Data entries:
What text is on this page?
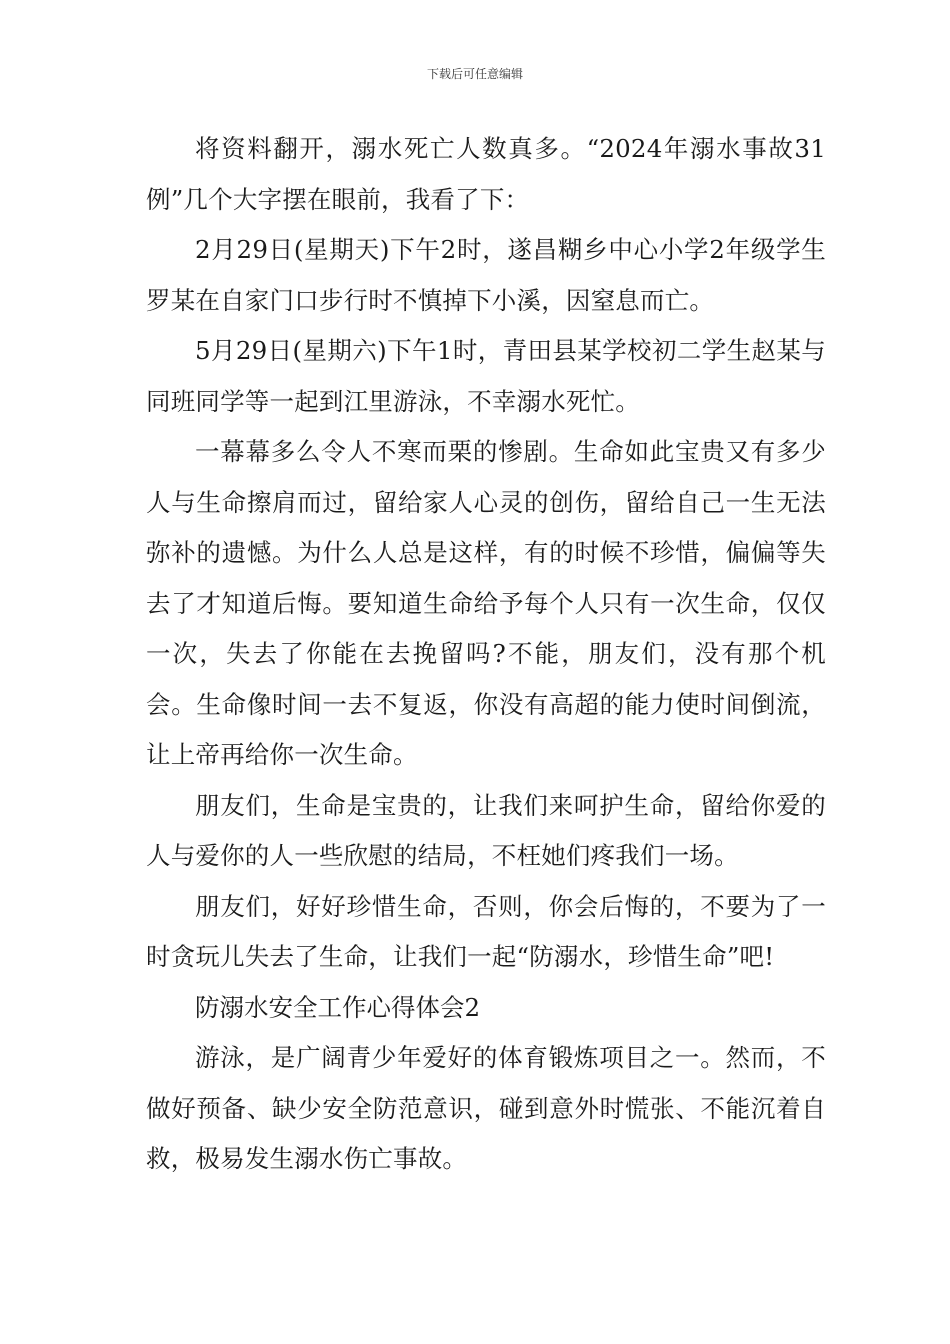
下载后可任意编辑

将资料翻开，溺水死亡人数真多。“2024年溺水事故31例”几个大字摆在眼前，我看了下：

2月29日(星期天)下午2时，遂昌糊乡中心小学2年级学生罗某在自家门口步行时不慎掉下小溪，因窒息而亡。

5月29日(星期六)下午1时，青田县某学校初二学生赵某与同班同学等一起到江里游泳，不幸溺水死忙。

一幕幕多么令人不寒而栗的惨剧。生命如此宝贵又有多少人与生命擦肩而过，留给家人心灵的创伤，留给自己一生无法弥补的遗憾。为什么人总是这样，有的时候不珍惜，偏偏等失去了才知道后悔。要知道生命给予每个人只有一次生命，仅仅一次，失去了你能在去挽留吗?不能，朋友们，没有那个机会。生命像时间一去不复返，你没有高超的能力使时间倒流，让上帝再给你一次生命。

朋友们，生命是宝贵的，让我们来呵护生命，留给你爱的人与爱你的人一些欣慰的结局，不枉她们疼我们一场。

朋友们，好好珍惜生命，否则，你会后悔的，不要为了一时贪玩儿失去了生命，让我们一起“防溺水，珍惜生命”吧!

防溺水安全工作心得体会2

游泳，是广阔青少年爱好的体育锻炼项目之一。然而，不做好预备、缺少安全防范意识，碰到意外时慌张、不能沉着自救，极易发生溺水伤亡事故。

*Your instructions*
Every entry above is to be set down exactly; the pictures are to be left out.

*Response to this exercise*
What text is on this page?
下载后可任意编辑

将资料翻开，溺水死亡人数真多。“2024年溺水事故31例”几个大字摆在眼前，我看了下：

2月29日(星期天)下午2时，遂昌糊乡中心小学2年级学生罗某在自家门口步行时不慎掉下小溪，因窒息而亡。

5月29日(星期六)下午1时，青田县某学校初二学生赵某与同班同学等一起到江里游泳，不幸溺水死忙。

一幕幕多么令人不寒而栗的惨剧。生命如此宝贵又有多少人与生命擦肩而过，留给家人心灵的创伤，留给自己一生无法弥补的遗憾。为什么人总是这样，有的时候不珍惜，偏偏等失去了才知道后悔。要知道生命给予每个人只有一次生命，仅仅一次，失去了你能在去挽留吗?不能，朋友们，没有那个机会。生命像时间一去不复返，你没有高超的能力使时间倒流，让上帝再给你一次生命。

朋友们，生命是宝贵的，让我们来呵护生命，留给你爱的人与爱你的人一些欣慰的结局，不枉她们疼我们一场。

朋友们，好好珍惜生命，否则，你会后悔的，不要为了一时贪玩儿失去了生命，让我们一起“防溺水，珍惜生命”吧!

防溺水安全工作心得体会2

游泳，是广阔青少年爱好的体育锻炼项目之一。然而，不做好预备、缺少安全防范意识，碰到意外时慌张、不能沉着自救，极易发生溺水伤亡事故。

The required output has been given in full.